▸ TASK
In the copy, include every entry exactly but none of the pictures.

▸ Extracted records
--------------------------------------------------
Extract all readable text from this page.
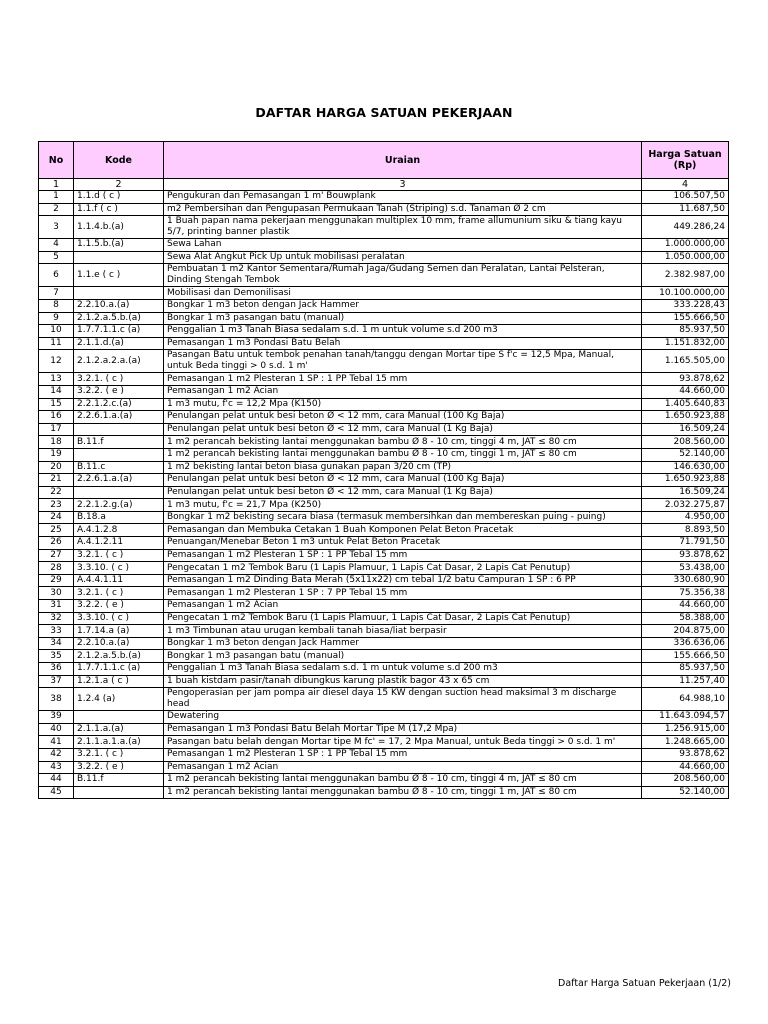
DAFTAR HARGA SATUAN PEKERJAAN
No	Kode	Uraian	Harga Satuan (Rp)
1	2	3	4
1	1.1.d ( c )	Pengukuran dan Pemasangan 1 m' Bouwplank	106.507,50
2	1.1.f ( c )	m2 Pembersihan dan Pengupasan Permukaan Tanah (Striping) s.d. Tanaman Ø 2 cm	11.687,50
3	1.1.4.b.(a)	1 Buah papan nama pekerjaan menggunakan multiplex 10 mm, frame allumunium siku & tiang kayu 5/7, printing banner plastik	449.286,24
4	1.1.5.b.(a)	Sewa Lahan	1.000.000,00
5		Sewa Alat Angkut Pick Up untuk mobilisasi peralatan	1.050.000,00
6	1.1.e ( c )	Pembuatan 1 m2 Kantor Sementara/Rumah Jaga/Gudang Semen dan Peralatan, Lantai Pelsteran, Dinding Stengah Tembok	2.382.987,00
7		Mobilisasi dan Demonilisasi	10.100.000,00
8	2.2.10.a.(a)	Bongkar 1 m3 beton dengan Jack Hammer	333.228,43
9	2.1.2.a.5.b.(a)	Bongkar 1 m3 pasangan batu (manual)	155.666,50
10	1.7.7.1.1.c (a)	Penggalian 1 m3 Tanah Biasa sedalam s.d. 1 m untuk volume s.d 200 m3	85.937,50
11	2.1.1.d.(a)	Pemasangan 1 m3 Pondasi Batu Belah	1.151.832,00
12	2.1.2.a.2.a.(a)	Pasangan Batu untuk tembok penahan tanah/tanggu dengan Mortar tipe S f'c = 12,5 Mpa, Manual, untuk Beda tinggi > 0 s.d. 1 m'	1.165.505,00
13	3.2.1. ( c )	Pemasangan 1 m2 Plesteran 1 SP : 1 PP Tebal 15 mm	93.878,62
14	3.2.2. ( e )	Pemasangan 1 m2 Acian	44.660,00
15	2.2.1.2.c.(a)	1 m3 mutu, f'c = 12,2 Mpa (K150)	1.405.640,83
16	2.2.6.1.a.(a)	Penulangan pelat untuk besi beton Ø < 12 mm, cara Manual (100 Kg Baja)	1.650.923,88
17		Penulangan pelat untuk besi beton Ø < 12 mm, cara Manual (1 Kg Baja)	16.509,24
18	B.11.f	1 m2 perancah bekisting lantai menggunakan bambu Ø 8 - 10 cm, tinggi 4 m, JAT ≤ 80 cm	208.560,00
19		1 m2 perancah bekisting lantai menggunakan bambu Ø 8 - 10 cm, tinggi 1 m, JAT ≤ 80 cm	52.140,00
20	B.11.c	1 m2 bekisting lantai beton biasa gunakan papan 3/20 cm (TP)	146.630,00
21	2.2.6.1.a.(a)	Penulangan pelat untuk besi beton Ø < 12 mm, cara Manual (100 Kg Baja)	1.650.923,88
22		Penulangan pelat untuk besi beton Ø < 12 mm, cara Manual (1 Kg Baja)	16.509,24
23	2.2.1.2.g.(a)	1 m3 mutu, f'c = 21,7 Mpa (K250)	2.032.275,87
24	B.18.a	Bongkar 1 m2 bekisting secara biasa (termasuk membersihkan dan membereskan puing - puing)	4.950,00
25	A.4.1.2.8	Pemasangan dan Membuka Cetakan 1 Buah Komponen Pelat Beton Pracetak	8.893,50
26	A.4.1.2.11	Penuangan/Menebar Beton 1 m3 untuk Pelat Beton Pracetak	71.791,50
27	3.2.1. ( c )	Pemasangan 1 m2 Plesteran 1 SP : 1 PP Tebal 15 mm	93.878,62
28	3.3.10. ( c )	Pengecatan 1 m2 Tembok Baru (1 Lapis Plamuur, 1 Lapis Cat Dasar, 2 Lapis Cat Penutup)	53.438,00
29	A.4.4.1.11	Pemasangan 1 m2 Dinding Bata Merah (5x11x22) cm tebal 1/2 batu Campuran 1 SP : 6 PP	330.680,90
30	3.2.1. ( c )	Pemasangan 1 m2 Plesteran 1 SP : 7 PP Tebal 15 mm	75.356,38
31	3.2.2. ( e )	Pemasangan 1 m2 Acian	44.660,00
32	3.3.10. ( c )	Pengecatan 1 m2 Tembok Baru (1 Lapis Plamuur, 1 Lapis Cat Dasar, 2 Lapis Cat Penutup)	58.388,00
33	1.7.14.a (a)	1 m3 Timbunan atau urugan kembali tanah biasa/liat berpasir	204.875,00
34	2.2.10.a.(a)	Bongkar 1 m3 beton dengan Jack Hammer	336.636,06
35	2.1.2.a.5.b.(a)	Bongkar 1 m3 pasangan batu (manual)	155.666,50
36	1.7.7.1.1.c (a)	Penggalian 1 m3 Tanah Biasa sedalam s.d. 1 m untuk volume s.d 200 m3	85.937,50
37	1.2.1.a ( c )	1 buah kistdam pasir/tanah dibungkus karung plastik bagor 43 x 65 cm	11.257,40
38	1.2.4 (a)	Pengoperasian per jam pompa air diesel daya 15 KW dengan suction head maksimal 3 m discharge head	64.988,10
39		Dewatering	11.643.094,57
40	2.1.1.a.(a)	Pemasangan 1 m3 Pondasi Batu Belah Mortar Tipe M (17,2 Mpa)	1.256.915,00
41	2.1.1.a.1.a.(a)	Pasangan batu belah dengan Mortar tipe M fc' = 17, 2 Mpa Manual, untuk Beda tinggi > 0 s.d. 1 m'	1.248.665,00
42	3.2.1. ( c )	Pemasangan 1 m2 Plesteran 1 SP : 1 PP Tebal 15 mm	93.878,62
43	3.2.2. ( e )	Pemasangan 1 m2 Acian	44.660,00
44	B.11.f	1 m2 perancah bekisting lantai menggunakan bambu Ø 8 - 10 cm, tinggi 4 m, JAT ≤ 80 cm	208.560,00
45		1 m2 perancah bekisting lantai menggunakan bambu Ø 8 - 10 cm, tinggi 1 m, JAT ≤ 80 cm	52.140,00
Daftar Harga Satuan Pekerjaan (1/2)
--------------------------------------------------
▸ SOLUTION TO THE PROBLEM
Extract all readable text from this page.
DAFTAR HARGA SATUAN PEKERJAAN
No	Kode	Uraian	Harga Satuan (Rp)
1	2	3	4
1	1.1.d ( c )	Pengukuran dan Pemasangan 1 m' Bouwplank	106.507,50
2	1.1.f ( c )	m2 Pembersihan dan Pengupasan Permukaan Tanah (Striping) s.d. Tanaman Ø 2 cm	11.687,50
3	1.1.4.b.(a)	1 Buah papan nama pekerjaan menggunakan multiplex 10 mm, frame allumunium siku & tiang kayu 5/7, printing banner plastik	449.286,24
4	1.1.5.b.(a)	Sewa Lahan	1.000.000,00
5		Sewa Alat Angkut Pick Up untuk mobilisasi peralatan	1.050.000,00
6	1.1.e ( c )	Pembuatan 1 m2 Kantor Sementara/Rumah Jaga/Gudang Semen dan Peralatan, Lantai Pelsteran, Dinding Stengah Tembok	2.382.987,00
7		Mobilisasi dan Demonilisasi	10.100.000,00
8	2.2.10.a.(a)	Bongkar 1 m3 beton dengan Jack Hammer	333.228,43
9	2.1.2.a.5.b.(a)	Bongkar 1 m3 pasangan batu (manual)	155.666,50
10	1.7.7.1.1.c (a)	Penggalian 1 m3 Tanah Biasa sedalam s.d. 1 m untuk volume s.d 200 m3	85.937,50
11	2.1.1.d.(a)	Pemasangan 1 m3 Pondasi Batu Belah	1.151.832,00
12	2.1.2.a.2.a.(a)	Pasangan Batu untuk tembok penahan tanah/tanggu dengan Mortar tipe S f'c = 12,5 Mpa, Manual, untuk Beda tinggi > 0 s.d. 1 m'	1.165.505,00
13	3.2.1. ( c )	Pemasangan 1 m2 Plesteran 1 SP : 1 PP Tebal 15 mm	93.878,62
14	3.2.2. ( e )	Pemasangan 1 m2 Acian	44.660,00
15	2.2.1.2.c.(a)	1 m3 mutu, f'c = 12,2 Mpa (K150)	1.405.640,83
16	2.2.6.1.a.(a)	Penulangan pelat untuk besi beton Ø < 12 mm, cara Manual (100 Kg Baja)	1.650.923,88
17		Penulangan pelat untuk besi beton Ø < 12 mm, cara Manual (1 Kg Baja)	16.509,24
18	B.11.f	1 m2 perancah bekisting lantai menggunakan bambu Ø 8 - 10 cm, tinggi 4 m, JAT ≤ 80 cm	208.560,00
19		1 m2 perancah bekisting lantai menggunakan bambu Ø 8 - 10 cm, tinggi 1 m, JAT ≤ 80 cm	52.140,00
20	B.11.c	1 m2 bekisting lantai beton biasa gunakan papan 3/20 cm (TP)	146.630,00
21	2.2.6.1.a.(a)	Penulangan pelat untuk besi beton Ø < 12 mm, cara Manual (100 Kg Baja)	1.650.923,88
22		Penulangan pelat untuk besi beton Ø < 12 mm, cara Manual (1 Kg Baja)	16.509,24
23	2.2.1.2.g.(a)	1 m3 mutu, f'c = 21,7 Mpa (K250)	2.032.275,87
24	B.18.a	Bongkar 1 m2 bekisting secara biasa (termasuk membersihkan dan membereskan puing - puing)	4.950,00
25	A.4.1.2.8	Pemasangan dan Membuka Cetakan 1 Buah Komponen Pelat Beton Pracetak	8.893,50
26	A.4.1.2.11	Penuangan/Menebar Beton 1 m3 untuk Pelat Beton Pracetak	71.791,50
27	3.2.1. ( c )	Pemasangan 1 m2 Plesteran 1 SP : 1 PP Tebal 15 mm	93.878,62
28	3.3.10. ( c )	Pengecatan 1 m2 Tembok Baru (1 Lapis Plamuur, 1 Lapis Cat Dasar, 2 Lapis Cat Penutup)	53.438,00
29	A.4.4.1.11	Pemasangan 1 m2 Dinding Bata Merah (5x11x22) cm tebal 1/2 batu Campuran 1 SP : 6 PP	330.680,90
30	3.2.1. ( c )	Pemasangan 1 m2 Plesteran 1 SP : 7 PP Tebal 15 mm	75.356,38
31	3.2.2. ( e )	Pemasangan 1 m2 Acian	44.660,00
32	3.3.10. ( c )	Pengecatan 1 m2 Tembok Baru (1 Lapis Plamuur, 1 Lapis Cat Dasar, 2 Lapis Cat Penutup)	58.388,00
33	1.7.14.a (a)	1 m3 Timbunan atau urugan kembali tanah biasa/liat berpasir	204.875,00
34	2.2.10.a.(a)	Bongkar 1 m3 beton dengan Jack Hammer	336.636,06
35	2.1.2.a.5.b.(a)	Bongkar 1 m3 pasangan batu (manual)	155.666,50
36	1.7.7.1.1.c (a)	Penggalian 1 m3 Tanah Biasa sedalam s.d. 1 m untuk volume s.d 200 m3	85.937,50
37	1.2.1.a ( c )	1 buah kistdam pasir/tanah dibungkus karung plastik bagor 43 x 65 cm	11.257,40
38	1.2.4 (a)	Pengoperasian per jam pompa air diesel daya 15 KW dengan suction head maksimal 3 m discharge head	64.988,10
39		Dewatering	11.643.094,57
40	2.1.1.a.(a)	Pemasangan 1 m3 Pondasi Batu Belah Mortar Tipe M (17,2 Mpa)	1.256.915,00
41	2.1.1.a.1.a.(a)	Pasangan batu belah dengan Mortar tipe M fc' = 17, 2 Mpa Manual, untuk Beda tinggi > 0 s.d. 1 m'	1.248.665,00
42	3.2.1. ( c )	Pemasangan 1 m2 Plesteran 1 SP : 1 PP Tebal 15 mm	93.878,62
43	3.2.2. ( e )	Pemasangan 1 m2 Acian	44.660,00
44	B.11.f	1 m2 perancah bekisting lantai menggunakan bambu Ø 8 - 10 cm, tinggi 4 m, JAT ≤ 80 cm	208.560,00
45		1 m2 perancah bekisting lantai menggunakan bambu Ø 8 - 10 cm, tinggi 1 m, JAT ≤ 80 cm	52.140,00
Daftar Harga Satuan Pekerjaan (1/2)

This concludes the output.